== Provided information ==

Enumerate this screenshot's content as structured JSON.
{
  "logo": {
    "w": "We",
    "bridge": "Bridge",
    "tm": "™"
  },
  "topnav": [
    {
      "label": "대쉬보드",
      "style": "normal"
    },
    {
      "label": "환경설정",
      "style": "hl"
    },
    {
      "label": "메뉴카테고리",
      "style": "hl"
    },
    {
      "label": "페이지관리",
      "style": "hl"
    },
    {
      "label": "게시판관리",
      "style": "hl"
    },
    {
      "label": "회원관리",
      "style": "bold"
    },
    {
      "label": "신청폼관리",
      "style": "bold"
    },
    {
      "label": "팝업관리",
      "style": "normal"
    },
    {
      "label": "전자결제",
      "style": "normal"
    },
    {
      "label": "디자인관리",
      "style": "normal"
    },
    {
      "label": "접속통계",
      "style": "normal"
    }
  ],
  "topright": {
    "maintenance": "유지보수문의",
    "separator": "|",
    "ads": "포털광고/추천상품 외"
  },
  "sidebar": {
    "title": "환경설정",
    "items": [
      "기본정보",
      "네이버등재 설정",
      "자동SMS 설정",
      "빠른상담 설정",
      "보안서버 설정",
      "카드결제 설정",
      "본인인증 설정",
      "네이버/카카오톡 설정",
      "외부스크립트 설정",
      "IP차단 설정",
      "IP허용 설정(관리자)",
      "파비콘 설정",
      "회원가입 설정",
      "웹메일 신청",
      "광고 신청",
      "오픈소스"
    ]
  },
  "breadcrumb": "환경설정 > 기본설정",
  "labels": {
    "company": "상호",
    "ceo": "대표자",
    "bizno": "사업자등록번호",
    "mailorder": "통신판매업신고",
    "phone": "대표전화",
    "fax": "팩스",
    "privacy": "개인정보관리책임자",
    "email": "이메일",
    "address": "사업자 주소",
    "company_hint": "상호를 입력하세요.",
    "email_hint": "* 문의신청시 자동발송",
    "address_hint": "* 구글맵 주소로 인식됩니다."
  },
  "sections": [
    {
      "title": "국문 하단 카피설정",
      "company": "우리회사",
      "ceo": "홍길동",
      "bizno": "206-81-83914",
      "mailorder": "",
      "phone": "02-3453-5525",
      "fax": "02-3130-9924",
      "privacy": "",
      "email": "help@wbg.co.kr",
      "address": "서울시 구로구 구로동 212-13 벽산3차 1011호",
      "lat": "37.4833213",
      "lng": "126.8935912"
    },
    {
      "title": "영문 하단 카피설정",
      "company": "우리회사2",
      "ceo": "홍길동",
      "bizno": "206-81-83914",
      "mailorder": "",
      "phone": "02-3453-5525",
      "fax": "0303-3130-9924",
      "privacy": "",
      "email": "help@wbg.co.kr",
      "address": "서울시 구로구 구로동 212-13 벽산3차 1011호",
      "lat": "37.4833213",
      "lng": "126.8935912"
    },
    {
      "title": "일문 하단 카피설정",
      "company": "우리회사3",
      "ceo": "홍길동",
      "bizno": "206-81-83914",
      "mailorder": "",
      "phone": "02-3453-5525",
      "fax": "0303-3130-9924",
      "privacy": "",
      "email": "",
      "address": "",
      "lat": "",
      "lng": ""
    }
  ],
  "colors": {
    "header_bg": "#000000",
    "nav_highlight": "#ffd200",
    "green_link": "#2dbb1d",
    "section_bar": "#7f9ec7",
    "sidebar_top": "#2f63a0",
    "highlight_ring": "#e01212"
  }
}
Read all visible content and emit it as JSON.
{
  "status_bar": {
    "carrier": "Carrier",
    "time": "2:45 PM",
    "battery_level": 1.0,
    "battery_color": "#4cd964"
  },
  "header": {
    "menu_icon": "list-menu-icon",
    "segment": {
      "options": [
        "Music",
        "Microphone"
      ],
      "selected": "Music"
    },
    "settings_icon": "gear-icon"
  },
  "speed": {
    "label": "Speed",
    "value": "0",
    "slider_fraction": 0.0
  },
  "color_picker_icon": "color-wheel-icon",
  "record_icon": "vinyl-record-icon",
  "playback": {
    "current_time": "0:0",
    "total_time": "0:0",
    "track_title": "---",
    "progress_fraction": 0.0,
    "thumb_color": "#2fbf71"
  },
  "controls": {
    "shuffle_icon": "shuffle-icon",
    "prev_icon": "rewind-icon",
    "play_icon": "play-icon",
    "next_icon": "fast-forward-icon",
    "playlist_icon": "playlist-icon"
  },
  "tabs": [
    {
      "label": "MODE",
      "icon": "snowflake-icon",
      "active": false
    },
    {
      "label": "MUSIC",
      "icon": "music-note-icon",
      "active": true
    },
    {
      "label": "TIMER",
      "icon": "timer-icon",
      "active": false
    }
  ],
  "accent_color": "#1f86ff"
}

===

Exercise objective -
From the records above, pull out every line containing the word "카피설정".

Task result -
      "title": "국문 하단 카피설정",
      "title": "영문 하단 카피설정",
      "title": "일문 하단 카피설정",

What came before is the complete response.